Brief: Retype all of the data. Every line must match exactly.

Given data:
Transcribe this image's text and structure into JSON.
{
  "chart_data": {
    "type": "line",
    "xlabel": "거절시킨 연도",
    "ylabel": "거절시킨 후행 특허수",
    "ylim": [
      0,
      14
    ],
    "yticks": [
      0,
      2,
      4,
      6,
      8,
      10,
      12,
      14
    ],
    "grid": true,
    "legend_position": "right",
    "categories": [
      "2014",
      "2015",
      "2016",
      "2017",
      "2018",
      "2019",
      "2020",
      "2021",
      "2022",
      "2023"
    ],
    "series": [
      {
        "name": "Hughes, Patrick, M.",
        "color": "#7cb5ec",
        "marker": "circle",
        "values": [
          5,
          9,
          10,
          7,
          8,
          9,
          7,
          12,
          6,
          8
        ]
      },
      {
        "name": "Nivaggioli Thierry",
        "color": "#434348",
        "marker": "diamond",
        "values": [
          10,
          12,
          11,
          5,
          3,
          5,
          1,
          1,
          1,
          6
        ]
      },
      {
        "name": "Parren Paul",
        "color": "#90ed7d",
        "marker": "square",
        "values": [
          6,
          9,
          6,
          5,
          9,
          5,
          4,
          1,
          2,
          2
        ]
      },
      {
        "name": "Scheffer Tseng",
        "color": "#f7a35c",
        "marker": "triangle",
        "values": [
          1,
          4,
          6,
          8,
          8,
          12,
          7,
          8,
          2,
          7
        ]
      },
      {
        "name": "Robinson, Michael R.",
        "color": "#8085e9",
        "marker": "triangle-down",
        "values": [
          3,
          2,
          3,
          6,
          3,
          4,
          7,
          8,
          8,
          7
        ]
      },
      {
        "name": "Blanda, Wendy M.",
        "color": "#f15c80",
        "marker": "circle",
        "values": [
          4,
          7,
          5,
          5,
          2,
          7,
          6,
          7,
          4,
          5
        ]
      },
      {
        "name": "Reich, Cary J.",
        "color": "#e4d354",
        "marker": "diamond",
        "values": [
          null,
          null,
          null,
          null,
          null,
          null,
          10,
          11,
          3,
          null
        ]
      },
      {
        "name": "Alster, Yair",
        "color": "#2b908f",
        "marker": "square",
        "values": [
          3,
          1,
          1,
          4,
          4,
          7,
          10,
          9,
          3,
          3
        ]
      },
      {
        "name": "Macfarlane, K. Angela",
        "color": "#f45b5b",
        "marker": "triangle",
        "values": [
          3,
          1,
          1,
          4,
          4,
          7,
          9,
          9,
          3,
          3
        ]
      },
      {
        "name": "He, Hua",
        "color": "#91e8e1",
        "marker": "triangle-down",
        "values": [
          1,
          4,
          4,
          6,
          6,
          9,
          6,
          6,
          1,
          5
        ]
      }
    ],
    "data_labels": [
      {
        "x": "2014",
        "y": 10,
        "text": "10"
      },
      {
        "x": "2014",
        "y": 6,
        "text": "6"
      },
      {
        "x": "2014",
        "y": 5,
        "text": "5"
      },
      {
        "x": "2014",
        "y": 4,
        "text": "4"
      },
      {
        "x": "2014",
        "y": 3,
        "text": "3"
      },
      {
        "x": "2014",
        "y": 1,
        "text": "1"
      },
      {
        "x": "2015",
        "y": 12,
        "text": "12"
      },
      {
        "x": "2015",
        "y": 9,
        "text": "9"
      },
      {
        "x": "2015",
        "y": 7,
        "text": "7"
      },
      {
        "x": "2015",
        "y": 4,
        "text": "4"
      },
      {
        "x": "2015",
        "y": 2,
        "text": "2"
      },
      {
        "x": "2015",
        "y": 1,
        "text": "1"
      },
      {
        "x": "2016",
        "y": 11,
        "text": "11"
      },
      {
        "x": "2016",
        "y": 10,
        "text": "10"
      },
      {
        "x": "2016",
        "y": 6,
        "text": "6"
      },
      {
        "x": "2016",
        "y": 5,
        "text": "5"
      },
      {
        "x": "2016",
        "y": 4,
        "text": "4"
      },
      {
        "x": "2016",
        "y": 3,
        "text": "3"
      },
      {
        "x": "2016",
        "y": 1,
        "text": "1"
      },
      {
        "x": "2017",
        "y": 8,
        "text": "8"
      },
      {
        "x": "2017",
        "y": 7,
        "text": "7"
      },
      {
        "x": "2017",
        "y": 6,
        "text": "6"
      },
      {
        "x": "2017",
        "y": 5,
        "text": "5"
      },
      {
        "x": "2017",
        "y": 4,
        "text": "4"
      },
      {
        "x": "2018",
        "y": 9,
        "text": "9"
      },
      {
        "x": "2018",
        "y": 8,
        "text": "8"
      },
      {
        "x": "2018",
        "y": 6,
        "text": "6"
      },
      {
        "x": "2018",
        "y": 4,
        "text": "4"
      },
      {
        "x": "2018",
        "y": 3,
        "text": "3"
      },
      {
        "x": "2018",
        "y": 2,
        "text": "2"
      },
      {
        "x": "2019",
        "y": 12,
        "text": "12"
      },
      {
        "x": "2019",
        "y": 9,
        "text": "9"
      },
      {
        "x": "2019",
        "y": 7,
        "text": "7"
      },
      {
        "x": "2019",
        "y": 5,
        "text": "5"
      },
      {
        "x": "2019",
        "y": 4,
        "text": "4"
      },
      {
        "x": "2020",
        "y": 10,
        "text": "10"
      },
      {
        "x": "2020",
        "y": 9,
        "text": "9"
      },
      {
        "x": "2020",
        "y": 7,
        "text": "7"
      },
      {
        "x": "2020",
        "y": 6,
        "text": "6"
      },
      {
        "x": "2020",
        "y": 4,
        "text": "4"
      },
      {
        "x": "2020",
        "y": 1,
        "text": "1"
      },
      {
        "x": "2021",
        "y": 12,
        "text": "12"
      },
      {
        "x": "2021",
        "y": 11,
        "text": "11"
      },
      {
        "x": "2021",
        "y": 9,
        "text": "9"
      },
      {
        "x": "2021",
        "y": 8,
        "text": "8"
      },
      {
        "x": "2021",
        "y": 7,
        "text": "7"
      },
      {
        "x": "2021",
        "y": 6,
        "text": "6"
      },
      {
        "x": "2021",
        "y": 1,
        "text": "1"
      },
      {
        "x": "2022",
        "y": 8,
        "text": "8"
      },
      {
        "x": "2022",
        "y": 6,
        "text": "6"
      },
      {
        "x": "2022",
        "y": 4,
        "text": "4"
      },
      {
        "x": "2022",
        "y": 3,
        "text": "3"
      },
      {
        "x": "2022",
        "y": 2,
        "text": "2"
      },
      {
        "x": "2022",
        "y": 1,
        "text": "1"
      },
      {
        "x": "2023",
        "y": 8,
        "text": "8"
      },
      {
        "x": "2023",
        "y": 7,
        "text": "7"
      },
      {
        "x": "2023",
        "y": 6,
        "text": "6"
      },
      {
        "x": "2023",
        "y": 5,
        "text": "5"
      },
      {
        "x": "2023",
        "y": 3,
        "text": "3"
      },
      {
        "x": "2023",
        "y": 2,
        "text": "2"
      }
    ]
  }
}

Solution to the exercise:
Transcribe this image's text and structure into JSON.
{
  "chart_data": {
    "type": "line",
    "xlabel": "거절시킨 연도",
    "ylabel": "거절시킨 후행 특허수",
    "ylim": [
      0,
      14
    ],
    "yticks": [
      0,
      2,
      4,
      6,
      8,
      10,
      12,
      14
    ],
    "grid": true,
    "legend_position": "right",
    "categories": [
      "2014",
      "2015",
      "2016",
      "2017",
      "2018",
      "2019",
      "2020",
      "2021",
      "2022",
      "2023"
    ],
    "series": [
      {
        "name": "Hughes, Patrick, M.",
        "color": "#7cb5ec",
        "marker": "circle",
        "values": [
          5,
          9,
          10,
          7,
          8,
          9,
          7,
          12,
          6,
          8
        ]
      },
      {
        "name": "Nivaggioli Thierry",
        "color": "#434348",
        "marker": "diamond",
        "values": [
          10,
          12,
          11,
          5,
          3,
          5,
          1,
          1,
          1,
          6
        ]
      },
      {
        "name": "Parren Paul",
        "color": "#90ed7d",
        "marker": "square",
        "values": [
          6,
          9,
          6,
          5,
          9,
          5,
          4,
          1,
          2,
          2
        ]
      },
      {
        "name": "Scheffer Tseng",
        "color": "#f7a35c",
        "marker": "triangle",
        "values": [
          1,
          4,
          6,
          8,
          8,
          12,
          7,
          8,
          2,
          7
        ]
      },
      {
        "name": "Robinson, Michael R.",
        "color": "#8085e9",
        "marker": "triangle-down",
        "values": [
          3,
          2,
          3,
          6,
          3,
          4,
          7,
          8,
          8,
          7
        ]
      },
      {
        "name": "Blanda, Wendy M.",
        "color": "#f15c80",
        "marker": "circle",
        "values": [
          4,
          7,
          5,
          5,
          2,
          7,
          6,
          7,
          4,
          5
        ]
      },
      {
        "name": "Reich, Cary J.",
        "color": "#e4d354",
        "marker": "diamond",
        "values": [
          null,
          null,
          null,
          null,
          null,
          null,
          10,
          11,
          3,
          null
        ]
      },
      {
        "name": "Alster, Yair",
        "color": "#2b908f",
        "marker": "square",
        "values": [
          3,
          1,
          1,
          4,
          4,
          7,
          10,
          9,
          3,
          3
        ]
      },
      {
        "name": "Macfarlane, K. Angela",
        "color": "#f45b5b",
        "marker": "triangle",
        "values": [
          3,
          1,
          1,
          4,
          4,
          7,
          9,
          9,
          3,
          3
        ]
      },
      {
        "name": "He, Hua",
        "color": "#91e8e1",
        "marker": "triangle-down",
        "values": [
          1,
          4,
          4,
          6,
          6,
          9,
          6,
          6,
          1,
          5
        ]
      }
    ],
    "data_labels": [
      {
        "x": "2014",
        "y": 10,
        "text": "10"
      },
      {
        "x": "2014",
        "y": 6,
        "text": "6"
      },
      {
        "x": "2014",
        "y": 5,
        "text": "5"
      },
      {
        "x": "2014",
        "y": 4,
        "text": "4"
      },
      {
        "x": "2014",
        "y": 3,
        "text": "3"
      },
      {
        "x": "2014",
        "y": 1,
        "text": "1"
      },
      {
        "x": "2015",
        "y": 12,
        "text": "12"
      },
      {
        "x": "2015",
        "y": 9,
        "text": "9"
      },
      {
        "x": "2015",
        "y": 7,
        "text": "7"
      },
      {
        "x": "2015",
        "y": 4,
        "text": "4"
      },
      {
        "x": "2015",
        "y": 2,
        "text": "2"
      },
      {
        "x": "2015",
        "y": 1,
        "text": "1"
      },
      {
        "x": "2016",
        "y": 11,
        "text": "11"
      },
      {
        "x": "2016",
        "y": 10,
        "text": "10"
      },
      {
        "x": "2016",
        "y": 6,
        "text": "6"
      },
      {
        "x": "2016",
        "y": 5,
        "text": "5"
      },
      {
        "x": "2016",
        "y": 4,
        "text": "4"
      },
      {
        "x": "2016",
        "y": 3,
        "text": "3"
      },
      {
        "x": "2016",
        "y": 1,
        "text": "1"
      },
      {
        "x": "2017",
        "y": 8,
        "text": "8"
      },
      {
        "x": "2017",
        "y": 7,
        "text": "7"
      },
      {
        "x": "2017",
        "y": 6,
        "text": "6"
      },
      {
        "x": "2017",
        "y": 5,
        "text": "5"
      },
      {
        "x": "2017",
        "y": 4,
        "text": "4"
      },
      {
        "x": "2018",
        "y": 9,
        "text": "9"
      },
      {
        "x": "2018",
        "y": 8,
        "text": "8"
      },
      {
        "x": "2018",
        "y": 6,
        "text": "6"
      },
      {
        "x": "2018",
        "y": 4,
        "text": "4"
      },
      {
        "x": "2018",
        "y": 3,
        "text": "3"
      },
      {
        "x": "2018",
        "y": 2,
        "text": "2"
      },
      {
        "x": "2019",
        "y": 12,
        "text": "12"
      },
      {
        "x": "2019",
        "y": 9,
        "text": "9"
      },
      {
        "x": "2019",
        "y": 7,
        "text": "7"
      },
      {
        "x": "2019",
        "y": 5,
        "text": "5"
      },
      {
        "x": "2019",
        "y": 4,
        "text": "4"
      },
      {
        "x": "2020",
        "y": 10,
        "text": "10"
      },
      {
        "x": "2020",
        "y": 9,
        "text": "9"
      },
      {
        "x": "2020",
        "y": 7,
        "text": "7"
      },
      {
        "x": "2020",
        "y": 6,
        "text": "6"
      },
      {
        "x": "2020",
        "y": 4,
        "text": "4"
      },
      {
        "x": "2020",
        "y": 1,
        "text": "1"
      },
      {
        "x": "2021",
        "y": 12,
        "text": "12"
      },
      {
        "x": "2021",
        "y": 11,
        "text": "11"
      },
      {
        "x": "2021",
        "y": 9,
        "text": "9"
      },
      {
        "x": "2021",
        "y": 8,
        "text": "8"
      },
      {
        "x": "2021",
        "y": 7,
        "text": "7"
      },
      {
        "x": "2021",
        "y": 6,
        "text": "6"
      },
      {
        "x": "2021",
        "y": 1,
        "text": "1"
      },
      {
        "x": "2022",
        "y": 8,
        "text": "8"
      },
      {
        "x": "2022",
        "y": 6,
        "text": "6"
      },
      {
        "x": "2022",
        "y": 4,
        "text": "4"
      },
      {
        "x": "2022",
        "y": 3,
        "text": "3"
      },
      {
        "x": "2022",
        "y": 2,
        "text": "2"
      },
      {
        "x": "2022",
        "y": 1,
        "text": "1"
      },
      {
        "x": "2023",
        "y": 8,
        "text": "8"
      },
      {
        "x": "2023",
        "y": 7,
        "text": "7"
      },
      {
        "x": "2023",
        "y": 6,
        "text": "6"
      },
      {
        "x": "2023",
        "y": 5,
        "text": "5"
      },
      {
        "x": "2023",
        "y": 3,
        "text": "3"
      },
      {
        "x": "2023",
        "y": 2,
        "text": "2"
      }
    ]
  }
}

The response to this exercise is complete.